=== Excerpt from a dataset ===
- - - -
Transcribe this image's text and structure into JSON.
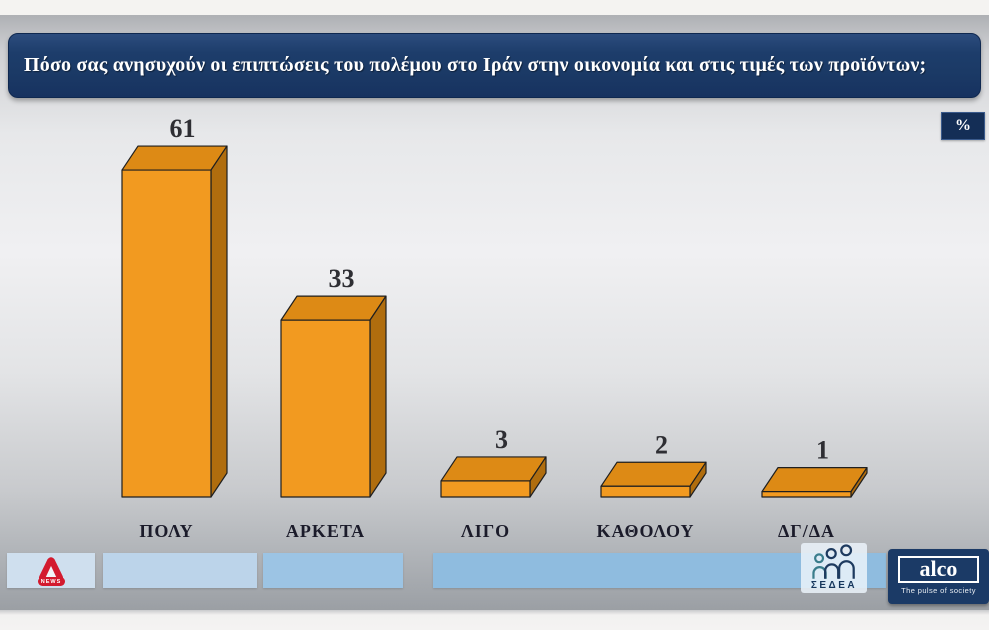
{
  "header": {
    "title": "Πόσο σας ανησυχούν οι επιπτώσεις του πολέμου στο Ιράν στην οικονομία και στις τιμές των προϊόντων;"
  },
  "unit_badge": "%",
  "chart_data": {
    "type": "bar",
    "style": "3d",
    "title": "Πόσο σας ανησυχούν οι επιπτώσεις του πολέμου στο Ιράν στην οικονομία και στις τιμές των προϊόντων;",
    "categories": [
      "ΠΟΛΥ",
      "ΑΡΚΕΤΑ",
      "ΛΙΓΟ",
      "ΚΑΘΟΛΟΥ",
      "ΔΓ/ΔΑ"
    ],
    "values": [
      61,
      33,
      3,
      2,
      1
    ],
    "unit": "%",
    "xlabel": "",
    "ylabel": "",
    "ylim": [
      0,
      65
    ],
    "grid": false,
    "legend": false,
    "data_labels": "above bars"
  },
  "footer": {
    "alpha_news": {
      "news_label": "NEWS"
    },
    "sedea": {
      "label": "ΣΕΔΕΑ"
    },
    "alco": {
      "name": "alco",
      "tagline": "The pulse of society"
    }
  },
  "colors": {
    "navy": "#1b3a66",
    "navy_dark": "#142e56",
    "title_text": "#ffffff",
    "bar_front": "#f29a20",
    "bar_top": "#dd8a15",
    "bar_side": "#b06d0e",
    "bar_outline": "#1f1f1f",
    "label_text": "#2e2e33",
    "category_text": "#1b1b2a",
    "alpha_red": "#d31a2e",
    "sedea_teal": "#3a7d8c",
    "panel1": "#cfdfee",
    "panel2": "#bcd4ea",
    "panel3": "#9cc4e4",
    "panel4": "#8fbcdf"
  }
}
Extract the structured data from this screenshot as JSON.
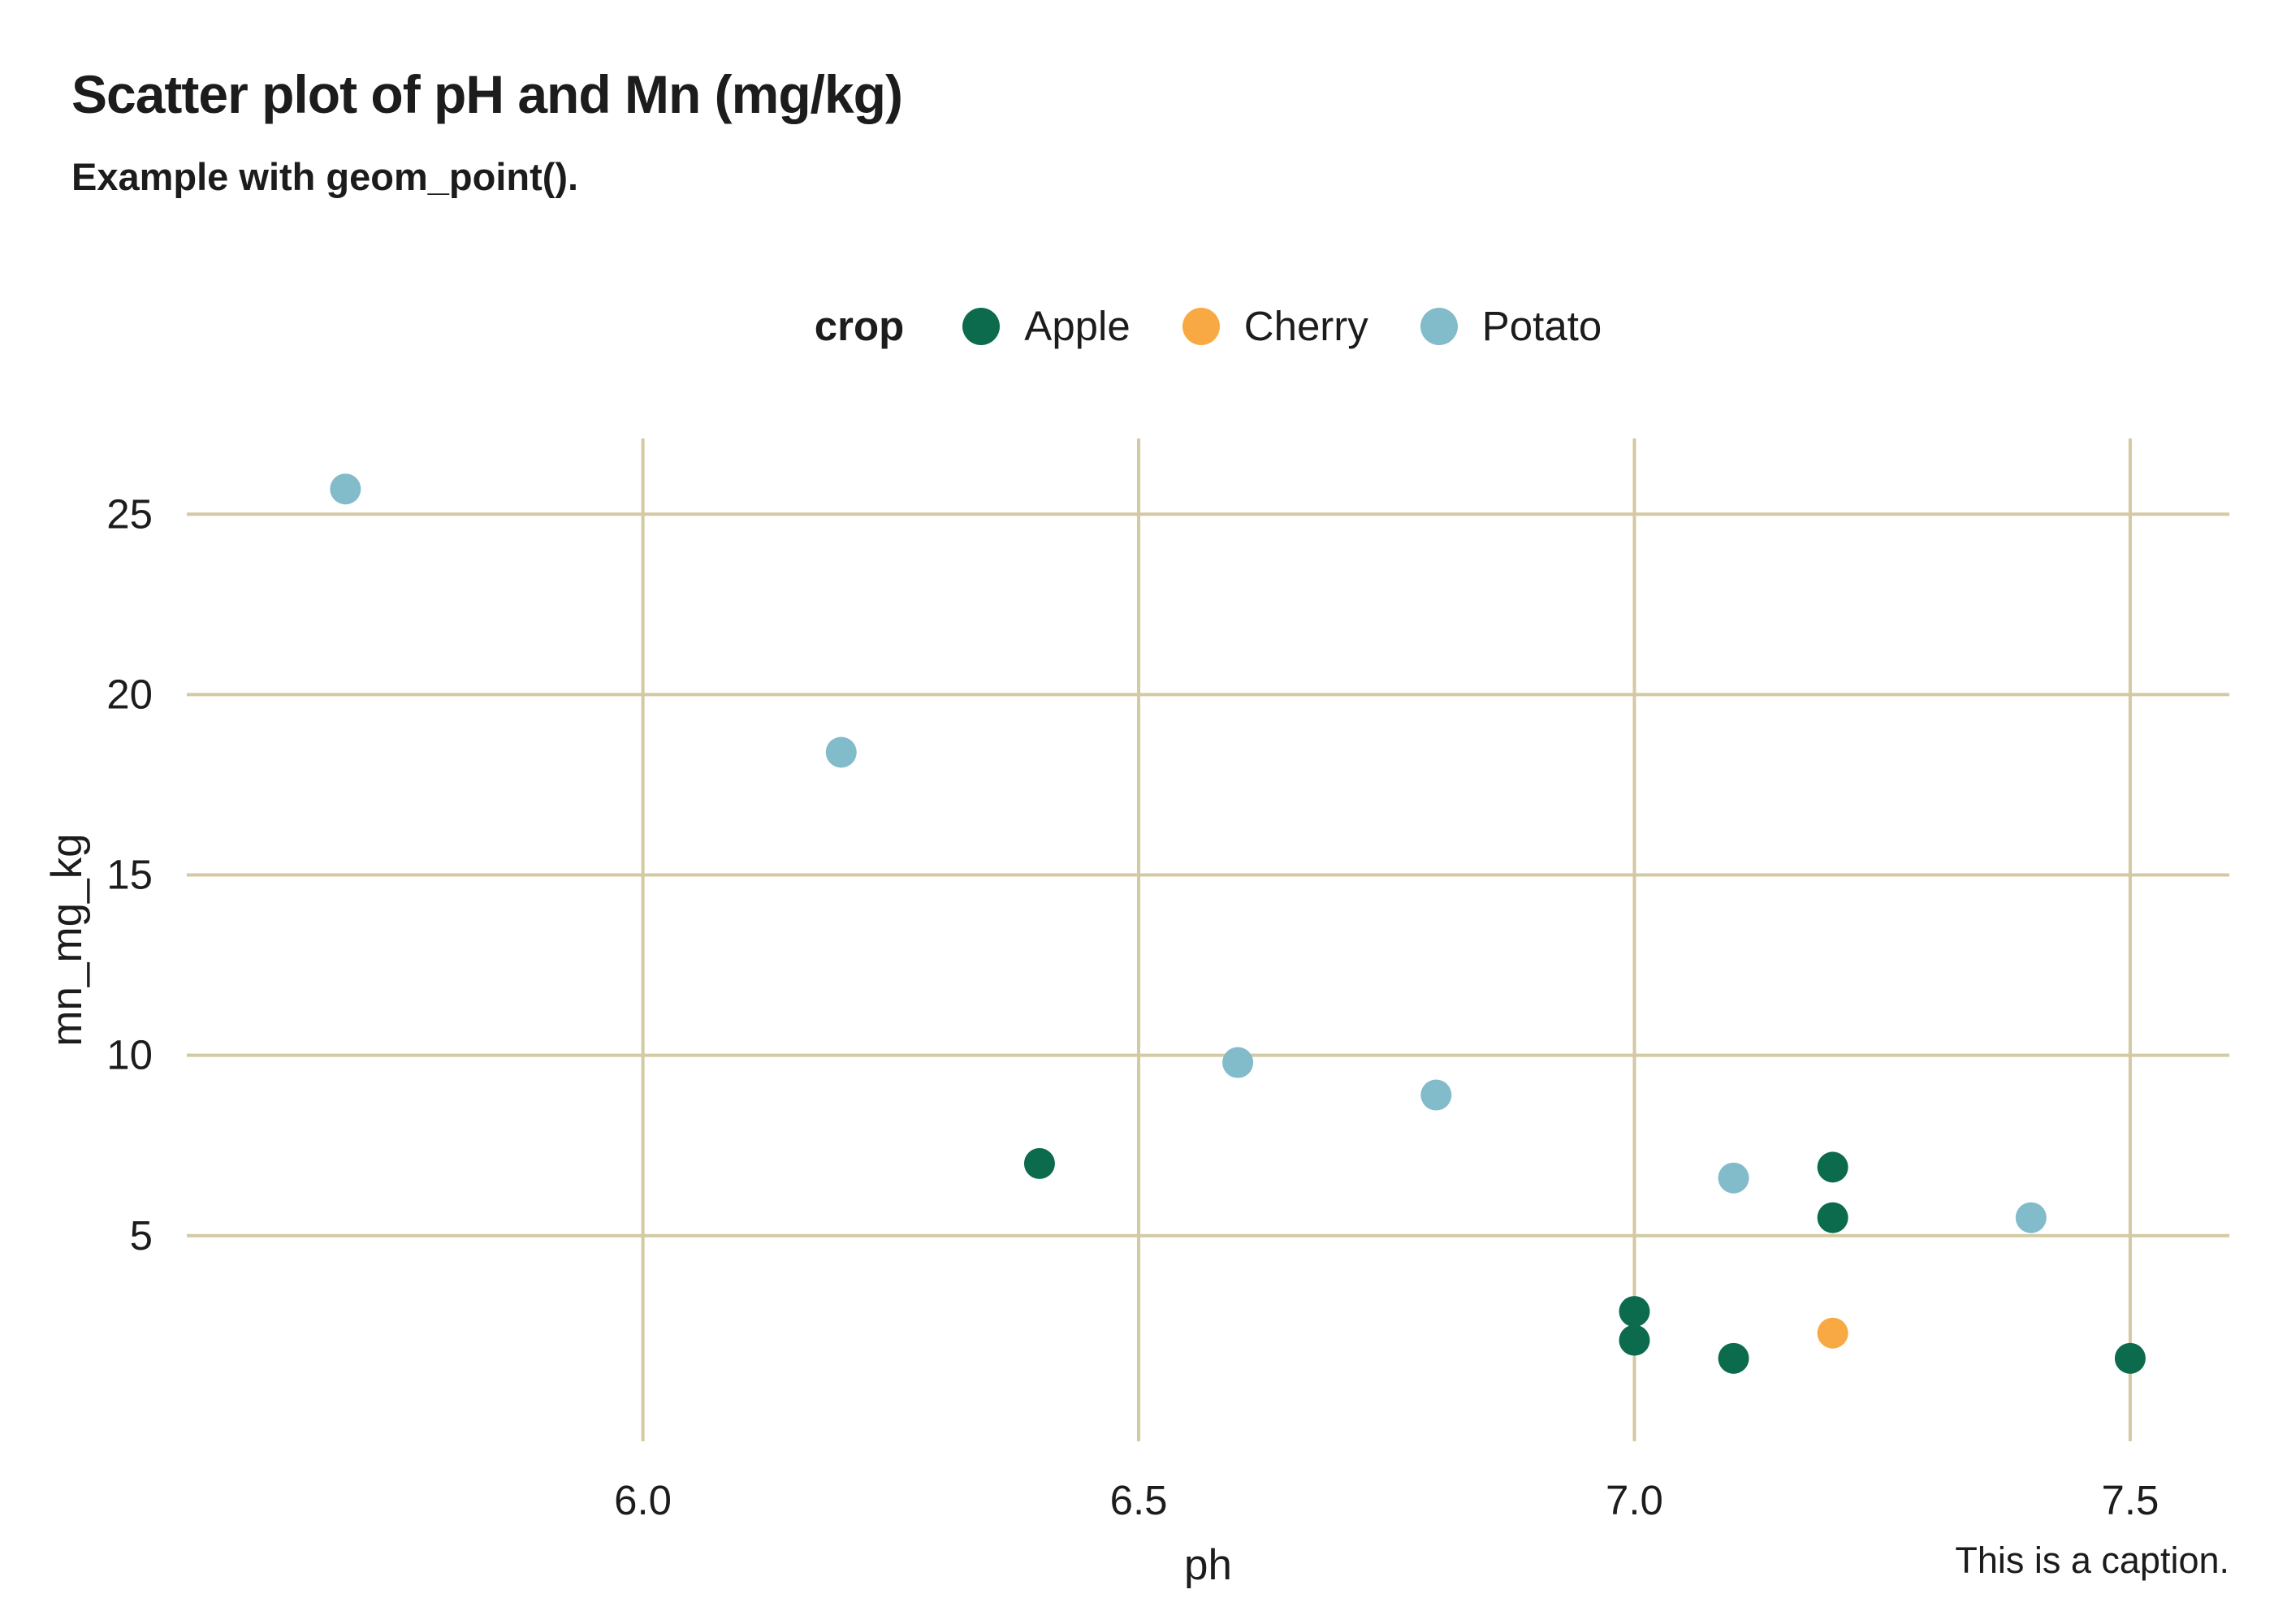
{
  "colors": {
    "text": "#1c1c1c",
    "grid": "#d3c9a2",
    "apple": "#0c6b4d",
    "cherry": "#f9a943",
    "potato": "#82bbca"
  },
  "chart_data": {
    "type": "scatter",
    "title": "Scatter plot of pH and Mn (mg/kg)",
    "subtitle": "Example with geom_point().",
    "caption": "This is a caption.",
    "legend_title": "crop",
    "legend_position": "top",
    "grid": true,
    "xlabel": "ph",
    "ylabel": "mn_mg_kg",
    "xlim": [
      5.54,
      7.6
    ],
    "ylim": [
      -0.7,
      27.1
    ],
    "x_ticks": [
      6.0,
      6.5,
      7.0,
      7.5
    ],
    "x_tick_labels": [
      "6.0",
      "6.5",
      "7.0",
      "7.5"
    ],
    "y_ticks": [
      5,
      10,
      15,
      20,
      25
    ],
    "y_tick_labels": [
      "5",
      "10",
      "15",
      "20",
      "25"
    ],
    "series": [
      {
        "name": "Apple",
        "color": "#0c6b4d",
        "points": [
          [
            6.4,
            7.0
          ],
          [
            7.0,
            2.9
          ],
          [
            7.0,
            2.1
          ],
          [
            7.1,
            1.6
          ],
          [
            7.2,
            6.9
          ],
          [
            7.2,
            5.5
          ],
          [
            7.5,
            1.6
          ]
        ]
      },
      {
        "name": "Cherry",
        "color": "#f9a943",
        "points": [
          [
            7.2,
            2.3
          ]
        ]
      },
      {
        "name": "Potato",
        "color": "#82bbca",
        "points": [
          [
            5.7,
            25.7
          ],
          [
            6.2,
            18.4
          ],
          [
            6.6,
            9.8
          ],
          [
            6.8,
            8.9
          ],
          [
            7.1,
            6.6
          ],
          [
            7.4,
            5.5
          ]
        ]
      }
    ]
  }
}
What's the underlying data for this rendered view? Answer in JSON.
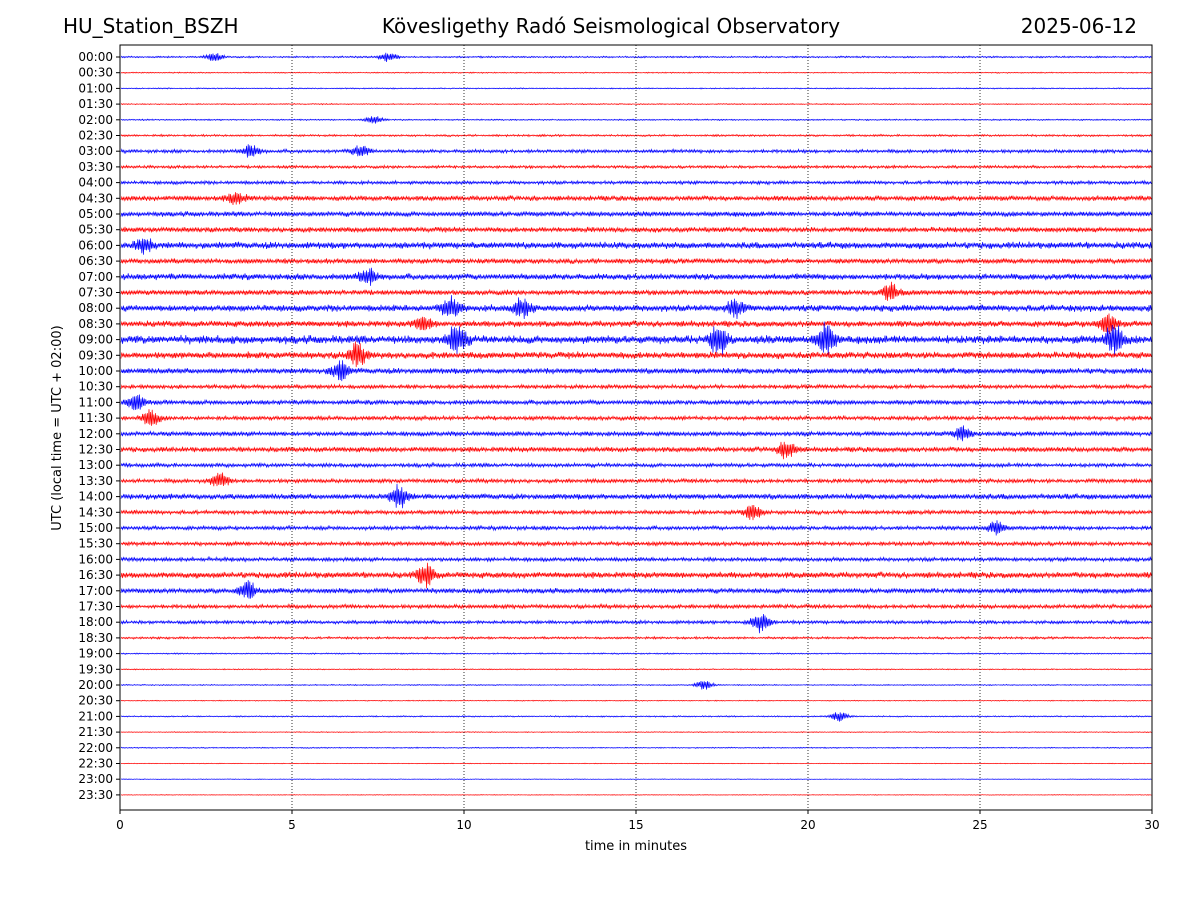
{
  "header": {
    "station": "HU_Station_BSZH",
    "observatory": "Kövesligethy Radó Seismological Observatory",
    "date": "2025-06-12"
  },
  "chart_data": {
    "type": "line",
    "title": "Kövesligethy Radó Seismological Observatory",
    "xlabel": "time in minutes",
    "ylabel": "UTC (local time = UTC + 02:00)",
    "xlim": [
      0,
      30
    ],
    "xticks": [
      0,
      5,
      10,
      15,
      20,
      25,
      30
    ],
    "grid": "vertical dotted at x ticks",
    "row_labels": [
      "00:00",
      "00:30",
      "01:00",
      "01:30",
      "02:00",
      "02:30",
      "03:00",
      "03:30",
      "04:00",
      "04:30",
      "05:00",
      "05:30",
      "06:00",
      "06:30",
      "07:00",
      "07:30",
      "08:00",
      "08:30",
      "09:00",
      "09:30",
      "10:00",
      "10:30",
      "11:00",
      "11:30",
      "12:00",
      "12:30",
      "13:00",
      "13:30",
      "14:00",
      "14:30",
      "15:00",
      "15:30",
      "16:00",
      "16:30",
      "17:00",
      "17:30",
      "18:00",
      "18:30",
      "19:00",
      "19:30",
      "20:00",
      "20:30",
      "21:00",
      "21:30",
      "22:00",
      "22:30",
      "23:00",
      "23:30"
    ],
    "row_colors": [
      "#0000ff",
      "#ff0000"
    ],
    "row_amplitude": [
      0.15,
      0.1,
      0.1,
      0.1,
      0.12,
      0.18,
      0.3,
      0.25,
      0.3,
      0.45,
      0.45,
      0.45,
      0.6,
      0.45,
      0.55,
      0.45,
      0.6,
      0.55,
      0.75,
      0.6,
      0.5,
      0.35,
      0.4,
      0.35,
      0.4,
      0.45,
      0.35,
      0.35,
      0.5,
      0.35,
      0.35,
      0.35,
      0.35,
      0.55,
      0.45,
      0.35,
      0.3,
      0.2,
      0.12,
      0.1,
      0.1,
      0.08,
      0.12,
      0.08,
      0.1,
      0.06,
      0.06,
      0.06
    ],
    "events": [
      {
        "row": "00:00",
        "x": 2.75,
        "amp": 0.4
      },
      {
        "row": "00:00",
        "x": 7.8,
        "amp": 0.5
      },
      {
        "row": "02:00",
        "x": 7.4,
        "amp": 0.4
      },
      {
        "row": "03:00",
        "x": 3.8,
        "amp": 0.7
      },
      {
        "row": "03:00",
        "x": 7.0,
        "amp": 0.7
      },
      {
        "row": "04:30",
        "x": 3.4,
        "amp": 0.7
      },
      {
        "row": "06:00",
        "x": 0.7,
        "amp": 0.9
      },
      {
        "row": "07:00",
        "x": 7.2,
        "amp": 0.9
      },
      {
        "row": "07:30",
        "x": 22.4,
        "amp": 1.0
      },
      {
        "row": "08:00",
        "x": 9.6,
        "amp": 1.2
      },
      {
        "row": "08:00",
        "x": 11.7,
        "amp": 1.0
      },
      {
        "row": "08:00",
        "x": 17.9,
        "amp": 0.9
      },
      {
        "row": "08:30",
        "x": 8.8,
        "amp": 0.8
      },
      {
        "row": "08:30",
        "x": 28.7,
        "amp": 1.0
      },
      {
        "row": "09:00",
        "x": 9.8,
        "amp": 1.6
      },
      {
        "row": "09:00",
        "x": 17.4,
        "amp": 1.6
      },
      {
        "row": "09:00",
        "x": 20.5,
        "amp": 1.8
      },
      {
        "row": "09:00",
        "x": 28.9,
        "amp": 1.6
      },
      {
        "row": "09:30",
        "x": 6.9,
        "amp": 1.2
      },
      {
        "row": "10:00",
        "x": 6.4,
        "amp": 1.0
      },
      {
        "row": "11:00",
        "x": 0.45,
        "amp": 0.9
      },
      {
        "row": "11:30",
        "x": 0.9,
        "amp": 0.9
      },
      {
        "row": "12:00",
        "x": 24.5,
        "amp": 0.8
      },
      {
        "row": "12:30",
        "x": 19.4,
        "amp": 1.0
      },
      {
        "row": "13:30",
        "x": 2.9,
        "amp": 0.8
      },
      {
        "row": "14:00",
        "x": 8.1,
        "amp": 1.3
      },
      {
        "row": "14:30",
        "x": 18.4,
        "amp": 0.8
      },
      {
        "row": "15:00",
        "x": 25.5,
        "amp": 0.8
      },
      {
        "row": "16:30",
        "x": 8.9,
        "amp": 1.2
      },
      {
        "row": "17:00",
        "x": 3.7,
        "amp": 1.0
      },
      {
        "row": "18:00",
        "x": 18.6,
        "amp": 1.1
      },
      {
        "row": "20:00",
        "x": 17.0,
        "amp": 0.5
      },
      {
        "row": "21:00",
        "x": 20.9,
        "amp": 0.5
      }
    ]
  }
}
- - - -
=== Exercise brief ===
Report the number of lines above containing the word "προϊόντων", with no other text.

=== Answer below ===
2